* START *

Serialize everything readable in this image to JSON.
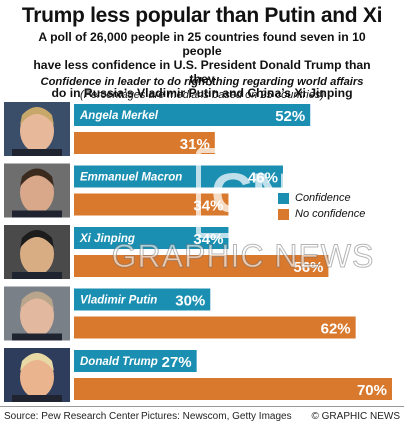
{
  "header": {
    "title": "Trump less popular than Putin and Xi",
    "intro_lines": [
      "A poll of 26,000 people in 25 countries found seven in 10 people",
      "have less confidence in U.S. President Donald Trump than they",
      "do in Russia’s Vladimir Putin and China’s Xi Jinping"
    ]
  },
  "legend": {
    "confidence": "Confidence",
    "no_confidence": "No confidence"
  },
  "watermark": {
    "logo": "GN",
    "text": "GRAPHIC NEWS"
  },
  "footer": {
    "source": "Source: Pew Research Center",
    "pictures": "Pictures: Newscom, Getty Images",
    "credit": "© GRAPHIC NEWS"
  },
  "colors": {
    "confidence": "#1b8fb2",
    "no_confidence": "#d9792e"
  },
  "chart_data": {
    "type": "bar",
    "title": "Confidence in leader to do right thing regarding world affairs",
    "subtitle": "(Percentages are medians based on 25 countries)",
    "categories": [
      "Angela Merkel",
      "Emmanuel Macron",
      "Xi Jinping",
      "Vladimir Putin",
      "Donald Trump"
    ],
    "series": [
      {
        "name": "Confidence",
        "values": [
          52,
          46,
          34,
          30,
          27
        ]
      },
      {
        "name": "No confidence",
        "values": [
          31,
          34,
          56,
          62,
          70
        ]
      }
    ],
    "value_suffix": "%",
    "xlim": [
      0,
      70
    ],
    "grid": false,
    "legend_position": "right"
  }
}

* END *

Stated task
Check every line in the material above for the string "GRAPHIC", then give only the number of lines that have it.

Written response
2